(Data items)
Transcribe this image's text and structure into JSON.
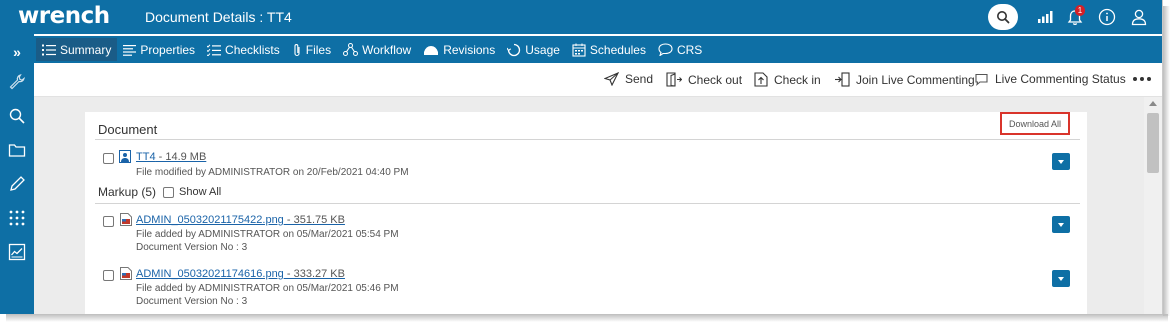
{
  "app": {
    "logo": "wrench",
    "title": "Document Details : TT4"
  },
  "header_icons": [
    "search-icon",
    "signal-icon",
    "bell-icon",
    "info-icon",
    "user-icon"
  ],
  "notifications": {
    "count": "1"
  },
  "sidebar": {
    "expand_label": "»",
    "items": [
      "wrench-icon",
      "search-icon",
      "folder-icon",
      "pencil-icon",
      "apps-grid-icon",
      "dashboard-icon"
    ]
  },
  "tabs": [
    {
      "label": "Summary",
      "icon": "list-icon",
      "active": true
    },
    {
      "label": "Properties",
      "icon": "lines-icon"
    },
    {
      "label": "Checklists",
      "icon": "checklist-icon"
    },
    {
      "label": "Files",
      "icon": "paperclip-icon"
    },
    {
      "label": "Workflow",
      "icon": "workflow-icon"
    },
    {
      "label": "Revisions",
      "icon": "revisions-icon"
    },
    {
      "label": "Usage",
      "icon": "usage-icon"
    },
    {
      "label": "Schedules",
      "icon": "calendar-icon"
    },
    {
      "label": "CRS",
      "icon": "chat-icon"
    }
  ],
  "actions": [
    {
      "label": "Send",
      "icon": "send-icon"
    },
    {
      "label": "Check out",
      "icon": "check-out-icon"
    },
    {
      "label": "Check in",
      "icon": "check-in-icon"
    },
    {
      "label": "Join Live Commenting",
      "icon": "join-commenting-icon"
    },
    {
      "label": "Live Commenting Status",
      "icon": "comment-status-icon"
    }
  ],
  "document": {
    "section_title": "Document",
    "download_all": "Download All",
    "file": {
      "name": "TT4",
      "size": " - 14.9 MB",
      "meta": "File modified by ADMINISTRATOR on 20/Feb/2021 04:40 PM"
    }
  },
  "markup": {
    "title": "Markup (5)",
    "show_all": "Show All",
    "files": [
      {
        "name": "ADMIN_05032021175422.png",
        "size": " - 351.75 KB",
        "meta": "File added by ADMINISTRATOR on 05/Mar/2021 05:54 PM",
        "version": "Document Version No : 3"
      },
      {
        "name": "ADMIN_05032021174616.png",
        "size": " - 333.27 KB",
        "meta": "File added by ADMINISTRATOR on 05/Mar/2021 05:46 PM",
        "version": "Document Version No : 3"
      }
    ]
  },
  "colors": {
    "primary": "#0e6fa5",
    "active_tab": "#1a5c87",
    "link": "#1a63a8",
    "highlight": "#d9342b"
  }
}
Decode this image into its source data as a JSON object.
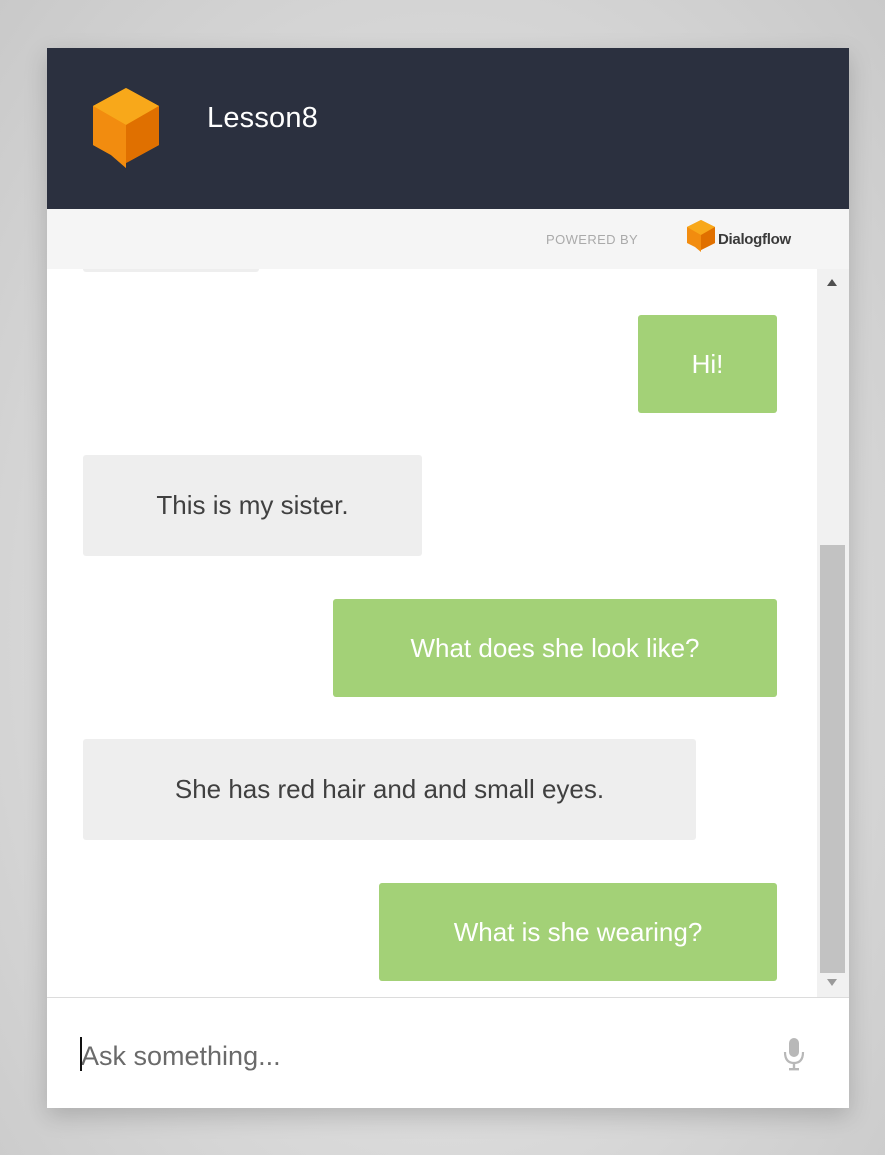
{
  "header": {
    "title": "Lesson8"
  },
  "powered": {
    "label": "POWERED BY",
    "brand": "Dialogflow"
  },
  "messages": [
    {
      "from": "bot",
      "text": ""
    },
    {
      "from": "user",
      "text": "Hi!"
    },
    {
      "from": "bot",
      "text": "This is my sister."
    },
    {
      "from": "user",
      "text": "What does she look like?"
    },
    {
      "from": "bot",
      "text": "She has red hair and and small eyes."
    },
    {
      "from": "user",
      "text": "What is she wearing?"
    }
  ],
  "input": {
    "placeholder": "Ask something..."
  },
  "colors": {
    "header_bg": "#2b303f",
    "user_bubble": "#a3d177",
    "bot_bubble": "#eeeeee",
    "logo_orange": "#f39c12"
  },
  "icons": [
    "dialogflow-logo-icon",
    "scroll-up-icon",
    "scroll-down-icon",
    "microphone-icon"
  ]
}
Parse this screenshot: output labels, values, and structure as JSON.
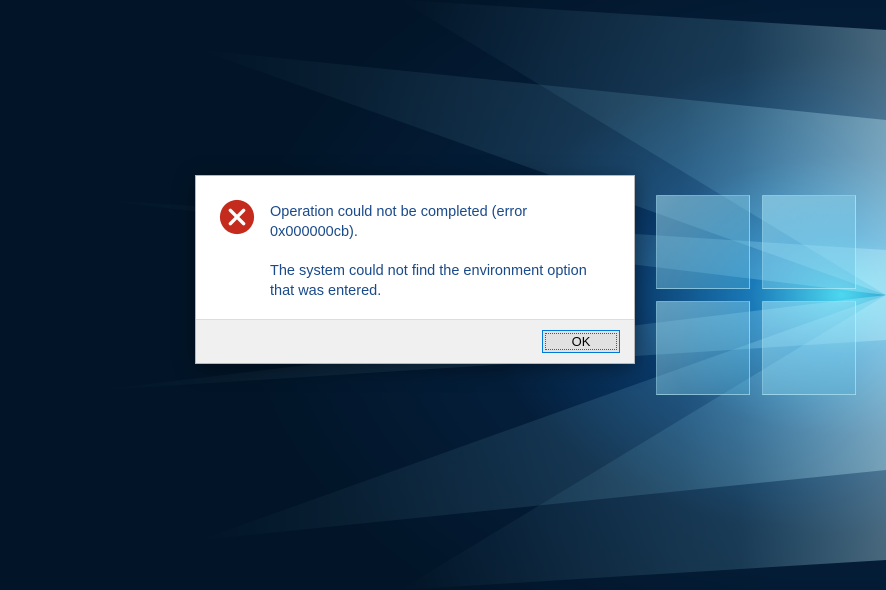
{
  "dialog": {
    "icon": "error-icon",
    "message_primary": "Operation could not be completed (error 0x000000cb).",
    "message_secondary": "The system could not find the environment option that was entered.",
    "ok_label": "OK"
  },
  "colors": {
    "accent": "#0078d7",
    "error": "#c42b1c",
    "text": "#1a4a8a"
  }
}
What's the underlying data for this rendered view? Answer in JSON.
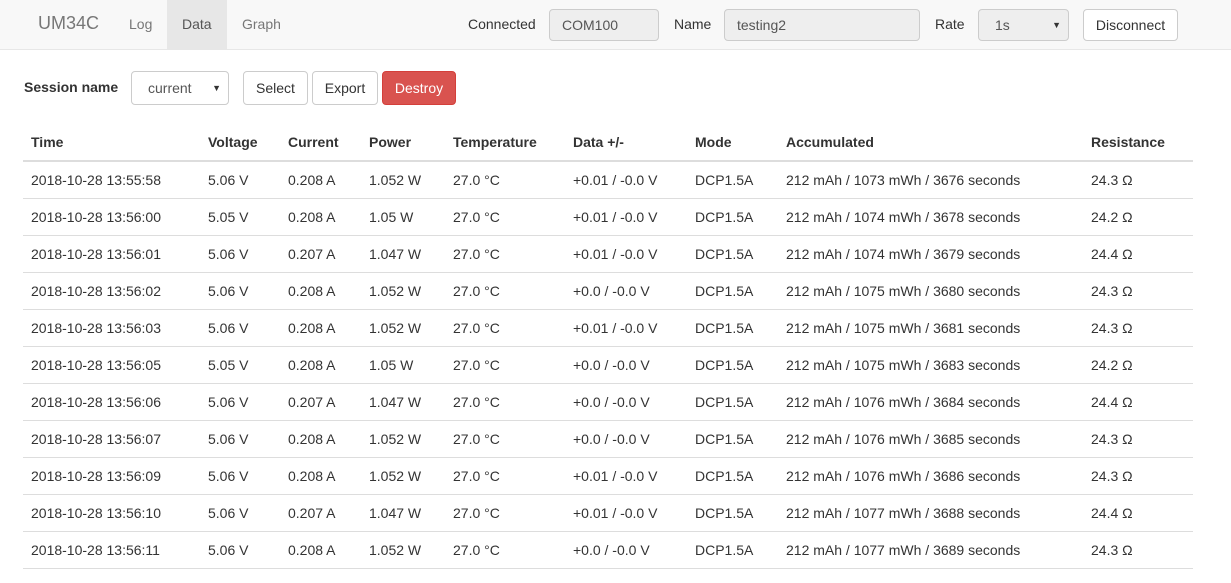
{
  "navbar": {
    "brand": "UM34C",
    "tabs": [
      {
        "label": "Log",
        "active": false
      },
      {
        "label": "Data",
        "active": true
      },
      {
        "label": "Graph",
        "active": false
      }
    ],
    "connected_label": "Connected",
    "connected_value": "COM100",
    "name_label": "Name",
    "name_value": "testing2",
    "rate_label": "Rate",
    "rate_value": "1s",
    "disconnect_label": "Disconnect"
  },
  "session": {
    "label": "Session name",
    "selected": "current",
    "select_label": "Select",
    "export_label": "Export",
    "destroy_label": "Destroy"
  },
  "colors": {
    "danger": "#d9534f",
    "navbar_bg": "#f8f8f8",
    "active_tab_bg": "#e7e7e7"
  },
  "table": {
    "columns": [
      "Time",
      "Voltage",
      "Current",
      "Power",
      "Temperature",
      "Data +/-",
      "Mode",
      "Accumulated",
      "Resistance"
    ],
    "rows": [
      [
        "2018-10-28 13:55:58",
        "5.06 V",
        "0.208 A",
        "1.052 W",
        "27.0 °C",
        "+0.01 / -0.0 V",
        "DCP1.5A",
        "212 mAh / 1073 mWh / 3676 seconds",
        "24.3 Ω"
      ],
      [
        "2018-10-28 13:56:00",
        "5.05 V",
        "0.208 A",
        "1.05 W",
        "27.0 °C",
        "+0.01 / -0.0 V",
        "DCP1.5A",
        "212 mAh / 1074 mWh / 3678 seconds",
        "24.2 Ω"
      ],
      [
        "2018-10-28 13:56:01",
        "5.06 V",
        "0.207 A",
        "1.047 W",
        "27.0 °C",
        "+0.01 / -0.0 V",
        "DCP1.5A",
        "212 mAh / 1074 mWh / 3679 seconds",
        "24.4 Ω"
      ],
      [
        "2018-10-28 13:56:02",
        "5.06 V",
        "0.208 A",
        "1.052 W",
        "27.0 °C",
        "+0.0 / -0.0 V",
        "DCP1.5A",
        "212 mAh / 1075 mWh / 3680 seconds",
        "24.3 Ω"
      ],
      [
        "2018-10-28 13:56:03",
        "5.06 V",
        "0.208 A",
        "1.052 W",
        "27.0 °C",
        "+0.01 / -0.0 V",
        "DCP1.5A",
        "212 mAh / 1075 mWh / 3681 seconds",
        "24.3 Ω"
      ],
      [
        "2018-10-28 13:56:05",
        "5.05 V",
        "0.208 A",
        "1.05 W",
        "27.0 °C",
        "+0.0 / -0.0 V",
        "DCP1.5A",
        "212 mAh / 1075 mWh / 3683 seconds",
        "24.2 Ω"
      ],
      [
        "2018-10-28 13:56:06",
        "5.06 V",
        "0.207 A",
        "1.047 W",
        "27.0 °C",
        "+0.0 / -0.0 V",
        "DCP1.5A",
        "212 mAh / 1076 mWh / 3684 seconds",
        "24.4 Ω"
      ],
      [
        "2018-10-28 13:56:07",
        "5.06 V",
        "0.208 A",
        "1.052 W",
        "27.0 °C",
        "+0.0 / -0.0 V",
        "DCP1.5A",
        "212 mAh / 1076 mWh / 3685 seconds",
        "24.3 Ω"
      ],
      [
        "2018-10-28 13:56:09",
        "5.06 V",
        "0.208 A",
        "1.052 W",
        "27.0 °C",
        "+0.01 / -0.0 V",
        "DCP1.5A",
        "212 mAh / 1076 mWh / 3686 seconds",
        "24.3 Ω"
      ],
      [
        "2018-10-28 13:56:10",
        "5.06 V",
        "0.207 A",
        "1.047 W",
        "27.0 °C",
        "+0.01 / -0.0 V",
        "DCP1.5A",
        "212 mAh / 1077 mWh / 3688 seconds",
        "24.4 Ω"
      ],
      [
        "2018-10-28 13:56:11",
        "5.06 V",
        "0.208 A",
        "1.052 W",
        "27.0 °C",
        "+0.0 / -0.0 V",
        "DCP1.5A",
        "212 mAh / 1077 mWh / 3689 seconds",
        "24.3 Ω"
      ]
    ]
  }
}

Description of the task:
Take the data above and repeat it exactly, leaving each picture out.

Answer to this exercise:
Transcribe this image's text and structure into JSON.
{
  "app": {
    "logo": "wrench",
    "title": "Document Details : TT4"
  },
  "header_icons": [
    "search-icon",
    "signal-icon",
    "bell-icon",
    "info-icon",
    "user-icon"
  ],
  "notifications": {
    "count": "1"
  },
  "sidebar": {
    "expand_label": "»",
    "items": [
      "wrench-icon",
      "search-icon",
      "folder-icon",
      "pencil-icon",
      "apps-grid-icon",
      "dashboard-icon"
    ]
  },
  "tabs": [
    {
      "label": "Summary",
      "icon": "list-icon",
      "active": true
    },
    {
      "label": "Properties",
      "icon": "lines-icon"
    },
    {
      "label": "Checklists",
      "icon": "checklist-icon"
    },
    {
      "label": "Files",
      "icon": "paperclip-icon"
    },
    {
      "label": "Workflow",
      "icon": "workflow-icon"
    },
    {
      "label": "Revisions",
      "icon": "revisions-icon"
    },
    {
      "label": "Usage",
      "icon": "usage-icon"
    },
    {
      "label": "Schedules",
      "icon": "calendar-icon"
    },
    {
      "label": "CRS",
      "icon": "chat-icon"
    }
  ],
  "actions": [
    {
      "label": "Send",
      "icon": "send-icon"
    },
    {
      "label": "Check out",
      "icon": "check-out-icon"
    },
    {
      "label": "Check in",
      "icon": "check-in-icon"
    },
    {
      "label": "Join Live Commenting",
      "icon": "join-commenting-icon"
    },
    {
      "label": "Live Commenting Status",
      "icon": "comment-status-icon"
    }
  ],
  "document": {
    "section_title": "Document",
    "download_all": "Download All",
    "file": {
      "name": "TT4",
      "size": " - 14.9 MB",
      "meta": "File modified by ADMINISTRATOR on 20/Feb/2021 04:40 PM"
    }
  },
  "markup": {
    "title": "Markup (5)",
    "show_all": "Show All",
    "files": [
      {
        "name": "ADMIN_05032021175422.png",
        "size": " - 351.75 KB",
        "meta": "File added by ADMINISTRATOR on 05/Mar/2021 05:54 PM",
        "version": "Document Version No : 3"
      },
      {
        "name": "ADMIN_05032021174616.png",
        "size": " - 333.27 KB",
        "meta": "File added by ADMINISTRATOR on 05/Mar/2021 05:46 PM",
        "version": "Document Version No : 3"
      }
    ]
  },
  "colors": {
    "primary": "#0e6fa5",
    "active_tab": "#1a5c87",
    "link": "#1a63a8",
    "highlight": "#d9342b"
  }
}
Decode this image into its source data as a JSON object.
{
  "header": {
    "title": "Lesson8"
  },
  "powered": {
    "label": "POWERED BY",
    "brand": "Dialogflow"
  },
  "messages": [
    {
      "from": "bot",
      "text": ""
    },
    {
      "from": "user",
      "text": "Hi!"
    },
    {
      "from": "bot",
      "text": "This is my sister."
    },
    {
      "from": "user",
      "text": "What does she look like?"
    },
    {
      "from": "bot",
      "text": "She has red hair and and small eyes."
    },
    {
      "from": "user",
      "text": "What is she wearing?"
    }
  ],
  "input": {
    "placeholder": "Ask something..."
  },
  "colors": {
    "header_bg": "#2b303f",
    "user_bubble": "#a3d177",
    "bot_bubble": "#eeeeee",
    "logo_orange": "#f39c12"
  },
  "icons": [
    "dialogflow-logo-icon",
    "scroll-up-icon",
    "scroll-down-icon",
    "microphone-icon"
  ]
}
Parse this screenshot: output labels, values, and structure as JSON.
{
  "dialog": {
    "icon": "error-icon",
    "message_primary": "Operation could not be completed (error 0x000000cb).",
    "message_secondary": "The system could not find the environment option that was entered.",
    "ok_label": "OK"
  },
  "colors": {
    "accent": "#0078d7",
    "error": "#c42b1c",
    "text": "#1a4a8a"
  }
}
What's the underlying data for this rendered view? Answer in JSON.
{
  "navbar": {
    "brand": "UM34C",
    "tabs": [
      {
        "label": "Log",
        "active": false
      },
      {
        "label": "Data",
        "active": true
      },
      {
        "label": "Graph",
        "active": false
      }
    ],
    "connected_label": "Connected",
    "connected_value": "COM100",
    "name_label": "Name",
    "name_value": "testing2",
    "rate_label": "Rate",
    "rate_value": "1s",
    "disconnect_label": "Disconnect"
  },
  "session": {
    "label": "Session name",
    "selected": "current",
    "select_label": "Select",
    "export_label": "Export",
    "destroy_label": "Destroy"
  },
  "colors": {
    "danger": "#d9534f",
    "navbar_bg": "#f8f8f8",
    "active_tab_bg": "#e7e7e7"
  },
  "table": {
    "columns": [
      "Time",
      "Voltage",
      "Current",
      "Power",
      "Temperature",
      "Data +/-",
      "Mode",
      "Accumulated",
      "Resistance"
    ],
    "rows": [
      [
        "2018-10-28 13:55:58",
        "5.06 V",
        "0.208 A",
        "1.052 W",
        "27.0 °C",
        "+0.01 / -0.0 V",
        "DCP1.5A",
        "212 mAh / 1073 mWh / 3676 seconds",
        "24.3 Ω"
      ],
      [
        "2018-10-28 13:56:00",
        "5.05 V",
        "0.208 A",
        "1.05 W",
        "27.0 °C",
        "+0.01 / -0.0 V",
        "DCP1.5A",
        "212 mAh / 1074 mWh / 3678 seconds",
        "24.2 Ω"
      ],
      [
        "2018-10-28 13:56:01",
        "5.06 V",
        "0.207 A",
        "1.047 W",
        "27.0 °C",
        "+0.01 / -0.0 V",
        "DCP1.5A",
        "212 mAh / 1074 mWh / 3679 seconds",
        "24.4 Ω"
      ],
      [
        "2018-10-28 13:56:02",
        "5.06 V",
        "0.208 A",
        "1.052 W",
        "27.0 °C",
        "+0.0 / -0.0 V",
        "DCP1.5A",
        "212 mAh / 1075 mWh / 3680 seconds",
        "24.3 Ω"
      ],
      [
        "2018-10-28 13:56:03",
        "5.06 V",
        "0.208 A",
        "1.052 W",
        "27.0 °C",
        "+0.01 / -0.0 V",
        "DCP1.5A",
        "212 mAh / 1075 mWh / 3681 seconds",
        "24.3 Ω"
      ],
      [
        "2018-10-28 13:56:05",
        "5.05 V",
        "0.208 A",
        "1.05 W",
        "27.0 °C",
        "+0.0 / -0.0 V",
        "DCP1.5A",
        "212 mAh / 1075 mWh / 3683 seconds",
        "24.2 Ω"
      ],
      [
        "2018-10-28 13:56:06",
        "5.06 V",
        "0.207 A",
        "1.047 W",
        "27.0 °C",
        "+0.0 / -0.0 V",
        "DCP1.5A",
        "212 mAh / 1076 mWh / 3684 seconds",
        "24.4 Ω"
      ],
      [
        "2018-10-28 13:56:07",
        "5.06 V",
        "0.208 A",
        "1.052 W",
        "27.0 °C",
        "+0.0 / -0.0 V",
        "DCP1.5A",
        "212 mAh / 1076 mWh / 3685 seconds",
        "24.3 Ω"
      ],
      [
        "2018-10-28 13:56:09",
        "5.06 V",
        "0.208 A",
        "1.052 W",
        "27.0 °C",
        "+0.01 / -0.0 V",
        "DCP1.5A",
        "212 mAh / 1076 mWh / 3686 seconds",
        "24.3 Ω"
      ],
      [
        "2018-10-28 13:56:10",
        "5.06 V",
        "0.207 A",
        "1.047 W",
        "27.0 °C",
        "+0.01 / -0.0 V",
        "DCP1.5A",
        "212 mAh / 1077 mWh / 3688 seconds",
        "24.4 Ω"
      ],
      [
        "2018-10-28 13:56:11",
        "5.06 V",
        "0.208 A",
        "1.052 W",
        "27.0 °C",
        "+0.0 / -0.0 V",
        "DCP1.5A",
        "212 mAh / 1077 mWh / 3689 seconds",
        "24.3 Ω"
      ]
    ]
  }
}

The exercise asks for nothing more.